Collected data

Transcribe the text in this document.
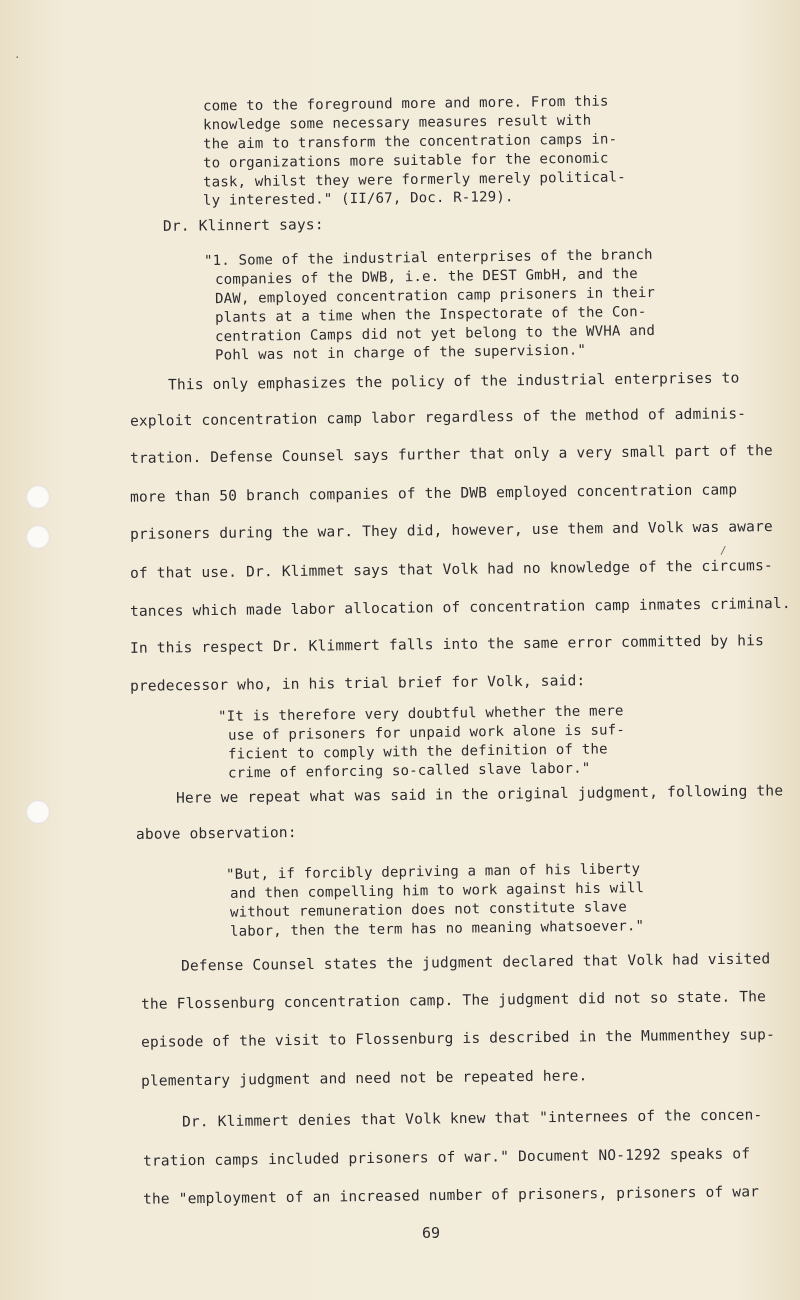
.
/
come to the foreground more and more. From this
knowledge some necessary measures result with
the aim to transform the concentration camps in-
to organizations more suitable for the economic
task, whilst they were formerly merely political-
ly interested." (II/67, Doc. R-129).
Dr. Klinnert says:
"1. Some of the industrial enterprises of the branch
companies of the DWB, i.e. the DEST GmbH, and the
DAW, employed concentration camp prisoners in their
plants at a time when the Inspectorate of the Con-
centration Camps did not yet belong to the WVHA and
Pohl was not in charge of the supervision."
This only emphasizes the policy of the industrial enterprises to
exploit concentration camp labor regardless of the method of adminis-
tration. Defense Counsel says further that only a very small part of the
more than 50 branch companies of the DWB employed concentration camp
prisoners during the war. They did, however, use them and Volk was aware
of that use. Dr. Klimmet says that Volk had no knowledge of the circums-
tances which made labor allocation of concentration camp inmates criminal.
In this respect Dr. Klimmert falls into the same error committed by his
predecessor who, in his trial brief for Volk, said:
"It is therefore very doubtful whether the mere
use of prisoners for unpaid work alone is suf-
ficient to comply with the definition of the
crime of enforcing so-called slave labor."
Here we repeat what was said in the original judgment, following the
above observation:
"But, if forcibly depriving a man of his liberty
and then compelling him to work against his will
without remuneration does not constitute slave
labor, then the term has no meaning whatsoever."
Defense Counsel states the judgment declared that Volk had visited
the Flossenburg concentration camp. The judgment did not so state. The
episode of the visit to Flossenburg is described in the Mummenthey sup-
plementary judgment and need not be repeated here.
Dr. Klimmert denies that Volk knew that "internees of the concen-
tration camps included prisoners of war." Document NO-1292 speaks of
the "employment of an increased number of prisoners, prisoners of war
69
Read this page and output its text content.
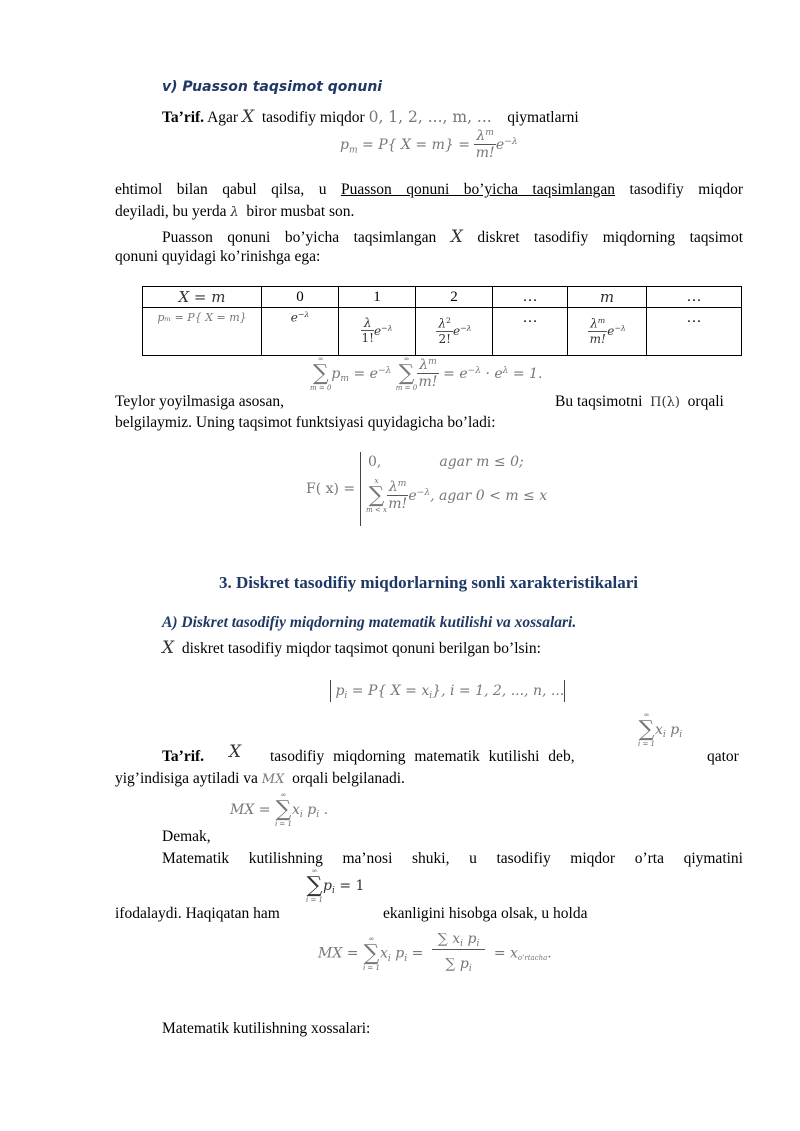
v) Puasson taqsimot qonuni
Ta’rif. Agar X  tasodifiy miqdor 0, 1, 2, ..., m, ...    qiymatlarni
$p_m = P${ $X = m\} = \frac{\lambda^m}{m!} e^{-\lambda}$
ehtimol bilan qabul qilsa, u Puasson qonuni bo’yicha taqsimlangan tasodifiy miqdor
deyiladi, bu yerda λ  biror musbat son.
Puasson qonuni bo’yicha taqsimlangan X diskret tasodifiy miqdorning taqsimot
qonuni quyidagi ko’rinishga ega:
X = m	0	1	2	…	m	…
pₘ = P{ X = m}	$e^{-\lambda}$	$\frac{\lambda}{1!} e^{-\lambda}$	$\frac{\lambda^2}{2!} e^{-\lambda}$	…	$\frac{\lambda^m}{m!} e^{-\lambda}$	…
Teylor yoyilmasiga asosan,
∞
∑
m = 0
$p_m = e^{-\lambda}$
∞
∑
$m = 0 \frac{\lambda^m}{m!} = e^{-\lambda} \cdot e^\lambda = 1$.
Bu taqsimotni  Π(λ)  orqali
belgilaymiz. Uning taqsimot funktsiyasi quyidagicha bo’ladi:
F( x) =
0,	agar m ≤ 0;
x
∑
m < x $\frac{\lambda^m}{m!} e^{-\lambda}$, agar 0 < m ≤ x
3. Diskret tasodifiy miqdorlarning sonli xarakteristikalari
A) Diskret tasodifiy miqdorning matematik kutilishi va xossalari.
X  diskret tasodifiy miqdor taqsimot qonuni berilgan bo’lsin:
$p_i = P${ $X = x_i$}, i = 1, 2, ..., n, ...
Ta’rif. X tasodifiy miqdorning matematik kutilishi deb,
∞
∑
i = 1
$x_i$ $p_i$
qator
yig’indisiga aytiladi va MX  orqali belgilanadi.
MX =
∞
∑
i = 1
$x_i$ $p_i$ .
Demak,
Matematik kutilishning ma’nosi shuki, u tasodifiy miqdor o’rta qiymatini
ifodalaydi. Haqiqatan ham
∞
∑
i = 1
$p_i = 1$
ekanligini hisobga olsak, u holda
MX =
∞
∑
i = 1
$x_i$ $p_i = \frac{\sum x_i p_i}{\sum p_i} = x_{o’rtacha}$.
Matematik kutilishning xossalari:
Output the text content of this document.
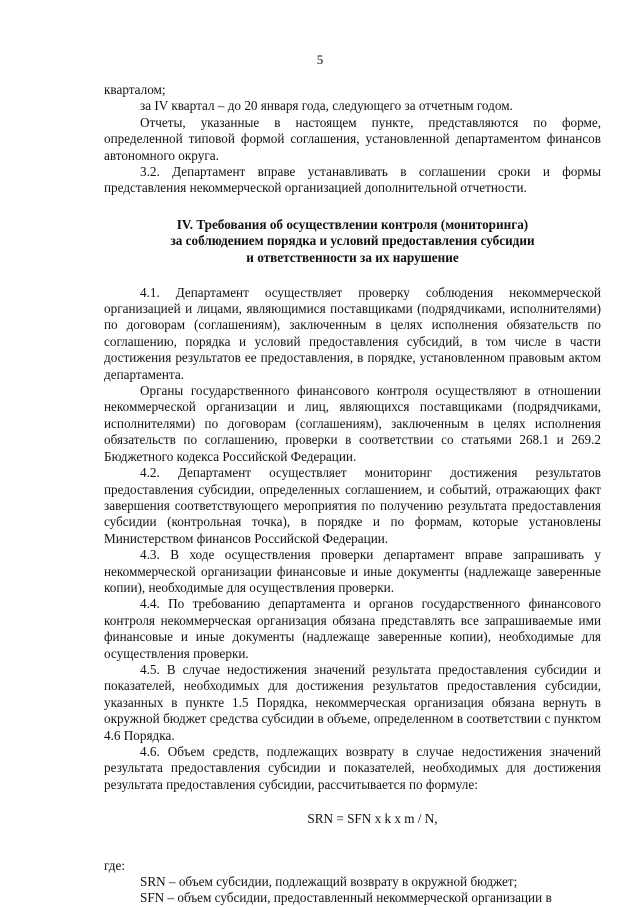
5

кварталом;

за IV квартал – до 20 января года, следующего за отчетным годом.

Отчеты, указанные в настоящем пункте, представляются по форме, определенной типовой формой соглашения, установленной департаментом финансов автономного округа.

3.2. Департамент вправе устанавливать в соглашении сроки и формы представления некоммерческой организацией дополнительной отчетности.

IV. Требования об осуществлении контроля (мониторинга)
за соблюдением порядка и условий предоставления субсидии
и ответственности за их нарушение

4.1. Департамент осуществляет проверку соблюдения некоммерческой организацией и лицами, являющимися поставщиками (подрядчиками, исполнителями) по договорам (соглашениям), заключенным в целях исполнения обязательств по соглашению, порядка и условий предоставления субсидий, в том числе в части достижения результатов ее предоставления, в порядке, установленном правовым актом департамента.

Органы государственного финансового контроля осуществляют в отношении некоммерческой организации и лиц, являющихся поставщиками (подрядчиками, исполнителями) по договорам (соглашениям), заключенным в целях исполнения обязательств по соглашению, проверки в соответствии со статьями 268.1 и 269.2 Бюджетного кодекса Российской Федерации.

4.2. Департамент осуществляет мониторинг достижения результатов предоставления субсидии, определенных соглашением, и событий, отражающих факт завершения соответствующего мероприятия по получению результата предоставления субсидии (контрольная точка), в порядке и по формам, которые установлены Министерством финансов Российской Федерации.

4.3. В ходе осуществления проверки департамент вправе запрашивать у некоммерческой организации финансовые и иные документы (надлежаще заверенные копии), необходимые для осуществления проверки.

4.4. По требованию департамента и органов государственного финансового контроля некоммерческая организация обязана представлять все запрашиваемые ими финансовые и иные документы (надлежаще заверенные копии), необходимые для осуществления проверки.

4.5. В случае недостижения значений результата предоставления субсидии и показателей, необходимых для достижения результатов предоставления субсидии, указанных в пункте 1.5 Порядка, некоммерческая организация обязана вернуть в окружной бюджет средства субсидии в объеме, определенном в соответствии с пунктом 4.6 Порядка.

4.6. Объем средств, подлежащих возврату в случае недостижения значений результата предоставления субсидии и показателей, необходимых для достижения результата предоставления субсидии, рассчитывается по формуле:

SRN = SFN x k x m / N,

где:

SRN – объем субсидии, подлежащий возврату в окружной бюджет;

SFN – объем субсидии, предоставленный некоммерческой организации в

## EXERCISE AIM
Go through the listing above and write it out again exactly, dropping the pictures.

## THE REPLY
Transcribe the text in this document.
.
/
come to the foreground more and more. From this
knowledge some necessary measures result with
the aim to transform the concentration camps in-
to organizations more suitable for the economic
task, whilst they were formerly merely political-
ly interested." (II/67, Doc. R-129).
Dr. Klinnert says:
"1. Some of the industrial enterprises of the branch
companies of the DWB, i.e. the DEST GmbH, and the
DAW, employed concentration camp prisoners in their
plants at a time when the Inspectorate of the Con-
centration Camps did not yet belong to the WVHA and
Pohl was not in charge of the supervision."
This only emphasizes the policy of the industrial enterprises to
exploit concentration camp labor regardless of the method of adminis-
tration. Defense Counsel says further that only a very small part of the
more than 50 branch companies of the DWB employed concentration camp
prisoners during the war. They did, however, use them and Volk was aware
of that use. Dr. Klimmet says that Volk had no knowledge of the circums-
tances which made labor allocation of concentration camp inmates criminal.
In this respect Dr. Klimmert falls into the same error committed by his
predecessor who, in his trial brief for Volk, said:
"It is therefore very doubtful whether the mere
use of prisoners for unpaid work alone is suf-
ficient to comply with the definition of the
crime of enforcing so-called slave labor."
Here we repeat what was said in the original judgment, following the
above observation:
"But, if forcibly depriving a man of his liberty
and then compelling him to work against his will
without remuneration does not constitute slave
labor, then the term has no meaning whatsoever."
Defense Counsel states the judgment declared that Volk had visited
the Flossenburg concentration camp. The judgment did not so state. The
episode of the visit to Flossenburg is described in the Mummenthey sup-
plementary judgment and need not be repeated here.
Dr. Klimmert denies that Volk knew that "internees of the concen-
tration camps included prisoners of war." Document NO-1292 speaks of
the "employment of an increased number of prisoners, prisoners of war
69
Read this page and output its text content.
v) Puasson taqsimot qonuni
Ta’rif. Agar X  tasodifiy miqdor 0, 1, 2, ..., m, ...    qiymatlarni
$p_m = P${ $X = m\} = \frac{\lambda^m}{m!} e^{-\lambda}$
ehtimol bilan qabul qilsa, u Puasson qonuni bo’yicha taqsimlangan tasodifiy miqdor
deyiladi, bu yerda λ  biror musbat son.
Puasson qonuni bo’yicha taqsimlangan X diskret tasodifiy miqdorning taqsimot
qonuni quyidagi ko’rinishga ega:
X = m	0	1	2	…	m	…
pₘ = P{ X = m}	$e^{-\lambda}$	$\frac{\lambda}{1!} e^{-\lambda}$	$\frac{\lambda^2}{2!} e^{-\lambda}$	…	$\frac{\lambda^m}{m!} e^{-\lambda}$	…
Teylor yoyilmasiga asosan,
∞
∑
m = 0
$p_m = e^{-\lambda}$
∞
∑
$m = 0 \frac{\lambda^m}{m!} = e^{-\lambda} \cdot e^\lambda = 1$.
Bu taqsimotni  Π(λ)  orqali
belgilaymiz. Uning taqsimot funktsiyasi quyidagicha bo’ladi:
F( x) =
0,	agar m ≤ 0;
x
∑
m < x $\frac{\lambda^m}{m!} e^{-\lambda}$, agar 0 < m ≤ x
3. Diskret tasodifiy miqdorlarning sonli xarakteristikalari
A) Diskret tasodifiy miqdorning matematik kutilishi va xossalari.
X  diskret tasodifiy miqdor taqsimot qonuni berilgan bo’lsin:
$p_i = P${ $X = x_i$}, i = 1, 2, ..., n, ...
Ta’rif. X tasodifiy miqdorning matematik kutilishi deb,
∞
∑
i = 1
$x_i$ $p_i$
qator
yig’indisiga aytiladi va MX  orqali belgilanadi.
MX =
∞
∑
i = 1
$x_i$ $p_i$ .
Demak,
Matematik kutilishning ma’nosi shuki, u tasodifiy miqdor o’rta qiymatini
ifodalaydi. Haqiqatan ham
∞
∑
i = 1
$p_i = 1$
ekanligini hisobga olsak, u holda
MX =
∞
∑
i = 1
$x_i$ $p_i = \frac{\sum x_i p_i}{\sum p_i} = x_{o’rtacha}$.
Matematik kutilishning xossalari:
Output the text content of this document.
5

кварталом;

за IV квартал – до 20 января года, следующего за отчетным годом.

Отчеты, указанные в настоящем пункте, представляются по форме, определенной типовой формой соглашения, установленной департаментом финансов автономного округа.

3.2. Департамент вправе устанавливать в соглашении сроки и формы представления некоммерческой организацией дополнительной отчетности.

IV. Требования об осуществлении контроля (мониторинга)
за соблюдением порядка и условий предоставления субсидии
и ответственности за их нарушение

4.1. Департамент осуществляет проверку соблюдения некоммерческой организацией и лицами, являющимися поставщиками (подрядчиками, исполнителями) по договорам (соглашениям), заключенным в целях исполнения обязательств по соглашению, порядка и условий предоставления субсидий, в том числе в части достижения результатов ее предоставления, в порядке, установленном правовым актом департамента.

Органы государственного финансового контроля осуществляют в отношении некоммерческой организации и лиц, являющихся поставщиками (подрядчиками, исполнителями) по договорам (соглашениям), заключенным в целях исполнения обязательств по соглашению, проверки в соответствии со статьями 268.1 и 269.2 Бюджетного кодекса Российской Федерации.

4.2. Департамент осуществляет мониторинг достижения результатов предоставления субсидии, определенных соглашением, и событий, отражающих факт завершения соответствующего мероприятия по получению результата предоставления субсидии (контрольная точка), в порядке и по формам, которые установлены Министерством финансов Российской Федерации.

4.3. В ходе осуществления проверки департамент вправе запрашивать у некоммерческой организации финансовые и иные документы (надлежаще заверенные копии), необходимые для осуществления проверки.

4.4. По требованию департамента и органов государственного финансового контроля некоммерческая организация обязана представлять все запрашиваемые ими финансовые и иные документы (надлежаще заверенные копии), необходимые для осуществления проверки.

4.5. В случае недостижения значений результата предоставления субсидии и показателей, необходимых для достижения результатов предоставления субсидии, указанных в пункте 1.5 Порядка, некоммерческая организация обязана вернуть в окружной бюджет средства субсидии в объеме, определенном в соответствии с пунктом 4.6 Порядка.

4.6. Объем средств, подлежащих возврату в случае недостижения значений результата предоставления субсидии и показателей, необходимых для достижения результата предоставления субсидии, рассчитывается по формуле:

SRN = SFN x k x m / N,

где:

SRN – объем субсидии, подлежащий возврату в окружной бюджет;

SFN – объем субсидии, предоставленный некоммерческой организации в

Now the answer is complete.